WHAT IS ASKED — Extract every record, exactly as written, and ignore the pictures.

Stored records:
□ □ □ □

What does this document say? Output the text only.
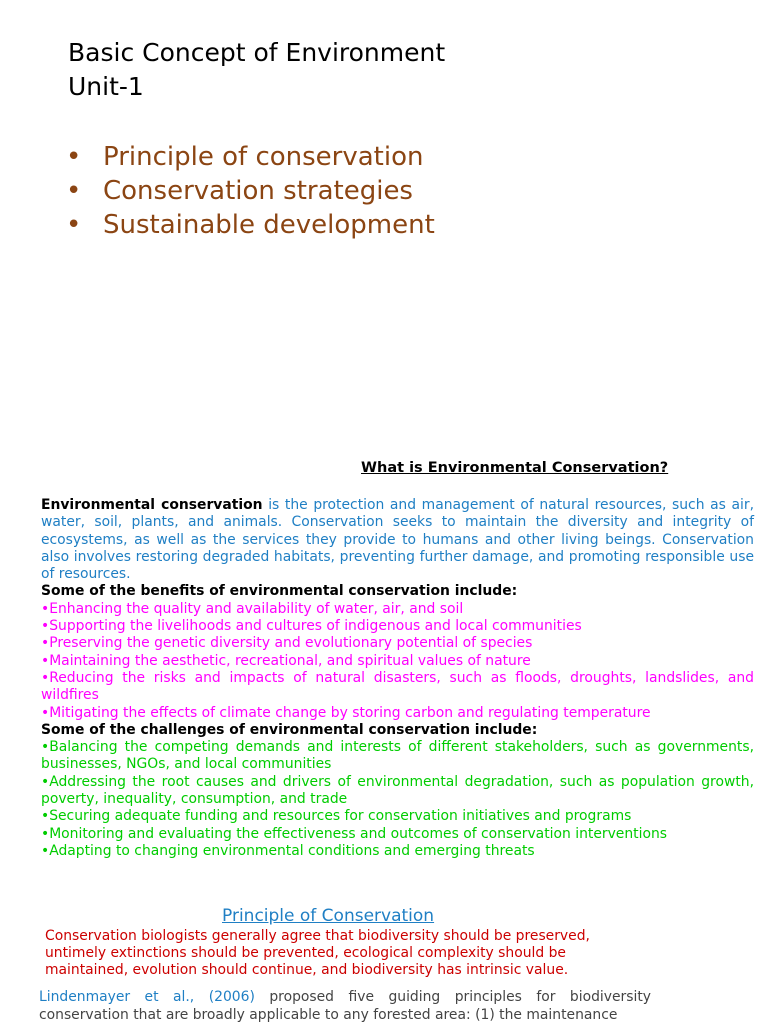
Basic Concept of Environment
Unit-1
• Principle of conservation
• Conservation strategies
• Sustainable development
What is Environmental Conservation?

Environmental conservation is the protection and management of natural resources, such as air, water, soil, plants, and animals. Conservation seeks to maintain the diversity and integrity of ecosystems, as well as the services they provide to humans and other living beings. Conservation also involves restoring degraded habitats, preventing further damage, and promoting responsible use of resources.

Some of the benefits of environmental conservation include:

•Enhancing the quality and availability of water, air, and soil

•Supporting the livelihoods and cultures of indigenous and local communities

•Preserving the genetic diversity and evolutionary potential of species

•Maintaining the aesthetic, recreational, and spiritual values of nature

•Reducing the risks and impacts of natural disasters, such as floods, droughts, landslides, and wildfires

•Mitigating the effects of climate change by storing carbon and regulating temperature

Some of the challenges of environmental conservation include:

•Balancing the competing demands and interests of different stakeholders, such as governments, businesses, NGOs, and local communities

•Addressing the root causes and drivers of environmental degradation, such as population growth, poverty, inequality, consumption, and trade

•Securing adequate funding and resources for conservation initiatives and programs

•Monitoring and evaluating the effectiveness and outcomes of conservation interventions

•Adapting to changing environmental conditions and emerging threats

Principle of Conservation

Conservation biologists generally agree that biodiversity should be preserved,

untimely extinctions should be prevented, ecological complexity should be

maintained, evolution should continue, and biodiversity has intrinsic value.

Lindenmayer et al., (2006) proposed five guiding principles for biodiversity conservation that are broadly applicable to any forested area: (1) the maintenance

□ □ □ □

SOLVED PROBLEM —
What does this document say? Output the text only.
Basic Concept of Environment
Unit-1
• Principle of conservation
• Conservation strategies
• Sustainable development
What is Environmental Conservation?

Environmental conservation is the protection and management of natural resources, such as air, water, soil, plants, and animals. Conservation seeks to maintain the diversity and integrity of ecosystems, as well as the services they provide to humans and other living beings. Conservation also involves restoring degraded habitats, preventing further damage, and promoting responsible use of resources.

Some of the benefits of environmental conservation include:

•Enhancing the quality and availability of water, air, and soil

•Supporting the livelihoods and cultures of indigenous and local communities

•Preserving the genetic diversity and evolutionary potential of species

•Maintaining the aesthetic, recreational, and spiritual values of nature

•Reducing the risks and impacts of natural disasters, such as floods, droughts, landslides, and wildfires

•Mitigating the effects of climate change by storing carbon and regulating temperature

Some of the challenges of environmental conservation include:

•Balancing the competing demands and interests of different stakeholders, such as governments, businesses, NGOs, and local communities

•Addressing the root causes and drivers of environmental degradation, such as population growth, poverty, inequality, consumption, and trade

•Securing adequate funding and resources for conservation initiatives and programs

•Monitoring and evaluating the effectiveness and outcomes of conservation interventions

•Adapting to changing environmental conditions and emerging threats

Principle of Conservation

Conservation biologists generally agree that biodiversity should be preserved,

untimely extinctions should be prevented, ecological complexity should be

maintained, evolution should continue, and biodiversity has intrinsic value.

Lindenmayer et al., (2006) proposed five guiding principles for biodiversity conservation that are broadly applicable to any forested area: (1) the maintenance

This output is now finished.